Element boundary records
[BEGIN]

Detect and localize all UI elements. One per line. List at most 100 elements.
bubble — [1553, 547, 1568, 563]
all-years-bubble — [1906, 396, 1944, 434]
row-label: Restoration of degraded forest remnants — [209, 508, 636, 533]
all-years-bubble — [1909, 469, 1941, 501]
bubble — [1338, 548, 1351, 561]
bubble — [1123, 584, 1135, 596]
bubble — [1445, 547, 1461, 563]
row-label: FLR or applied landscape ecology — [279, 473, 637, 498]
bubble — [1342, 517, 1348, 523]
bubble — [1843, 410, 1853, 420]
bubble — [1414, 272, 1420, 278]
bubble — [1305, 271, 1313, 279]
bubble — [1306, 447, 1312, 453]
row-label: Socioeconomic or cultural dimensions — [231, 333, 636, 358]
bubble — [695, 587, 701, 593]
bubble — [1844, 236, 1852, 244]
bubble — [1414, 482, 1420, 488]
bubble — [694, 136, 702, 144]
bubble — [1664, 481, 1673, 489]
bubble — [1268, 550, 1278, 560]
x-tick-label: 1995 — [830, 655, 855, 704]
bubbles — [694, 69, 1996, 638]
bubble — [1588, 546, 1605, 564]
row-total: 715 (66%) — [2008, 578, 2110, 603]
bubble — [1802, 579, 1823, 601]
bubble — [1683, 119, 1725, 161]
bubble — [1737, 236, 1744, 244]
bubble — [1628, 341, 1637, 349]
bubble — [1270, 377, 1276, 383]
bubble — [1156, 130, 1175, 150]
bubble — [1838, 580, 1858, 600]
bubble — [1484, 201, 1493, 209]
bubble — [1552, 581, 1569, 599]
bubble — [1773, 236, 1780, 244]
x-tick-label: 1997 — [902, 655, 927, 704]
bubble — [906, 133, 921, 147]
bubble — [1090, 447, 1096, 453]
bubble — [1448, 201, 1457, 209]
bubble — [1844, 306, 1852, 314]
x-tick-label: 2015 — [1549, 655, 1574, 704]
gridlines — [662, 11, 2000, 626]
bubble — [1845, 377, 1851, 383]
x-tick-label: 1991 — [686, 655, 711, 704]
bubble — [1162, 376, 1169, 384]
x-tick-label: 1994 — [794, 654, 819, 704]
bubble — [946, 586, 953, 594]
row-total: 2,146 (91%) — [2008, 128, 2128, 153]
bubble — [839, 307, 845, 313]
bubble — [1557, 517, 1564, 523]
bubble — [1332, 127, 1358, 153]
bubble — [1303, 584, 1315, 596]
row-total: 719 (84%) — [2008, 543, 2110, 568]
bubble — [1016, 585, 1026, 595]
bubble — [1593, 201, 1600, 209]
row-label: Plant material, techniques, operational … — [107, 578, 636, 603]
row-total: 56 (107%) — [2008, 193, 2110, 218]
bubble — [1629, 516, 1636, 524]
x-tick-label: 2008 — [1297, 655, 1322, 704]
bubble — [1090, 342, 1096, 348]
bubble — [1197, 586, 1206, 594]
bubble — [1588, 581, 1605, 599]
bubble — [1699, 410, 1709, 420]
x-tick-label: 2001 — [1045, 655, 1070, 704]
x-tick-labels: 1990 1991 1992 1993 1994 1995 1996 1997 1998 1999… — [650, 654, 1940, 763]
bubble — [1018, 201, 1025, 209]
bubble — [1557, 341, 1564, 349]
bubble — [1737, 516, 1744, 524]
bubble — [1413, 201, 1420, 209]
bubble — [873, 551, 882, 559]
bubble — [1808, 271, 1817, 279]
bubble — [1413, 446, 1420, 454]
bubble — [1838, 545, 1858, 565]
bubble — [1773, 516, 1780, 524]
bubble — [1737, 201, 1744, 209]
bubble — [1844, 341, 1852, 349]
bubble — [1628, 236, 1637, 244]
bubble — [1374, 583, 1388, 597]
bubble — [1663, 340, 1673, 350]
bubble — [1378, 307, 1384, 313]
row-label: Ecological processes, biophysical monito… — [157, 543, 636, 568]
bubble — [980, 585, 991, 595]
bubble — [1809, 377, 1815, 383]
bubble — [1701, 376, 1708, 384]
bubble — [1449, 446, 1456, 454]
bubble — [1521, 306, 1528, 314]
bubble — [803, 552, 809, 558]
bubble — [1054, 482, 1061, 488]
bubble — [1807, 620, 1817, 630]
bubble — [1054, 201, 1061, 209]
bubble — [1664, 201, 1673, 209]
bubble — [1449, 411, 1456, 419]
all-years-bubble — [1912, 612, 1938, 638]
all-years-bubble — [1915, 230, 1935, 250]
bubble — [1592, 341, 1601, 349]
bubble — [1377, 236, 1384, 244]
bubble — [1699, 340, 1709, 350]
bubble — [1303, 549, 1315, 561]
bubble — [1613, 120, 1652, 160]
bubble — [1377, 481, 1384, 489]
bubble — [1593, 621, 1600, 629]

[END]

> _GIVEN REQUEST_
Output the lines shown above exactly, from first to last.

> _EXERCISE OUTPUT_
Detect and localize all UI elements. One per line. List at most 100 elements.
bubble — [1553, 547, 1568, 563]
all-years-bubble — [1906, 396, 1944, 434]
row-label: Restoration of degraded forest remnants — [209, 508, 636, 533]
all-years-bubble — [1909, 469, 1941, 501]
bubble — [1338, 548, 1351, 561]
bubble — [1123, 584, 1135, 596]
bubble — [1445, 547, 1461, 563]
row-label: FLR or applied landscape ecology — [279, 473, 637, 498]
bubble — [1342, 517, 1348, 523]
bubble — [1843, 410, 1853, 420]
bubble — [1414, 272, 1420, 278]
bubble — [1305, 271, 1313, 279]
bubble — [1306, 447, 1312, 453]
row-label: Socioeconomic or cultural dimensions — [231, 333, 636, 358]
bubble — [695, 587, 701, 593]
bubble — [1844, 236, 1852, 244]
bubble — [1414, 482, 1420, 488]
bubble — [694, 136, 702, 144]
bubble — [1664, 481, 1673, 489]
bubble — [1268, 550, 1278, 560]
x-tick-label: 1995 — [830, 655, 855, 704]
bubbles — [694, 69, 1996, 638]
bubble — [1588, 546, 1605, 564]
row-total: 715 (66%) — [2008, 578, 2110, 603]
bubble — [1802, 579, 1823, 601]
bubble — [1683, 119, 1725, 161]
bubble — [1737, 236, 1744, 244]
bubble — [1628, 341, 1637, 349]
bubble — [1270, 377, 1276, 383]
bubble — [1156, 130, 1175, 150]
bubble — [1838, 580, 1858, 600]
bubble — [1484, 201, 1493, 209]
bubble — [1552, 581, 1569, 599]
bubble — [1773, 236, 1780, 244]
x-tick-label: 1997 — [902, 655, 927, 704]
bubble — [906, 133, 921, 147]
bubble — [1090, 447, 1096, 453]
bubble — [1448, 201, 1457, 209]
bubble — [1844, 306, 1852, 314]
x-tick-label: 2015 — [1549, 655, 1574, 704]
gridlines — [662, 11, 2000, 626]
bubble — [1845, 377, 1851, 383]
x-tick-label: 1991 — [686, 655, 711, 704]
bubble — [1162, 376, 1169, 384]
x-tick-label: 1994 — [794, 654, 819, 704]
bubble — [946, 586, 953, 594]
row-total: 2,146 (91%) — [2008, 128, 2128, 153]
bubble — [839, 307, 845, 313]
bubble — [1557, 517, 1564, 523]
bubble — [1332, 127, 1358, 153]
bubble — [1303, 584, 1315, 596]
row-total: 719 (84%) — [2008, 543, 2110, 568]
bubble — [1016, 585, 1026, 595]
bubble — [1593, 201, 1600, 209]
row-label: Plant material, techniques, operational … — [107, 578, 636, 603]
row-total: 56 (107%) — [2008, 193, 2110, 218]
bubble — [1629, 516, 1636, 524]
x-tick-label: 2008 — [1297, 655, 1322, 704]
bubble — [1090, 342, 1096, 348]
bubble — [1197, 586, 1206, 594]
bubble — [1588, 581, 1605, 599]
bubble — [1699, 410, 1709, 420]
x-tick-label: 2001 — [1045, 655, 1070, 704]
x-tick-labels: 1990 1991 1992 1993 1994 1995 1996 1997 1998 1999… — [650, 654, 1940, 763]
bubble — [1018, 201, 1025, 209]
bubble — [1557, 341, 1564, 349]
bubble — [1737, 516, 1744, 524]
bubble — [1413, 201, 1420, 209]
bubble — [873, 551, 882, 559]
bubble — [1808, 271, 1817, 279]
bubble — [1413, 446, 1420, 454]
bubble — [1838, 545, 1858, 565]
bubble — [1773, 516, 1780, 524]
bubble — [1737, 201, 1744, 209]
bubble — [1844, 341, 1852, 349]
bubble — [1628, 236, 1637, 244]
bubble — [1374, 583, 1388, 597]
bubble — [1663, 340, 1673, 350]
bubble — [1378, 307, 1384, 313]
row-label: Ecological processes, biophysical monito… — [157, 543, 636, 568]
bubble — [980, 585, 991, 595]
bubble — [1809, 377, 1815, 383]
bubble — [1701, 376, 1708, 384]
bubble — [1449, 446, 1456, 454]
bubble — [1521, 306, 1528, 314]
bubble — [803, 552, 809, 558]
bubble — [1054, 482, 1061, 488]
bubble — [1807, 620, 1817, 630]
bubble — [1054, 201, 1061, 209]
bubble — [1664, 201, 1673, 209]
bubble — [1449, 411, 1456, 419]
all-years-bubble — [1912, 612, 1938, 638]
all-years-bubble — [1915, 230, 1935, 250]
bubble — [1592, 341, 1601, 349]
bubble — [1377, 236, 1384, 244]
bubble — [1699, 340, 1709, 350]
bubble — [1303, 549, 1315, 561]
bubble — [1613, 120, 1652, 160]
bubble — [1377, 481, 1384, 489]
bubble — [1593, 621, 1600, 629]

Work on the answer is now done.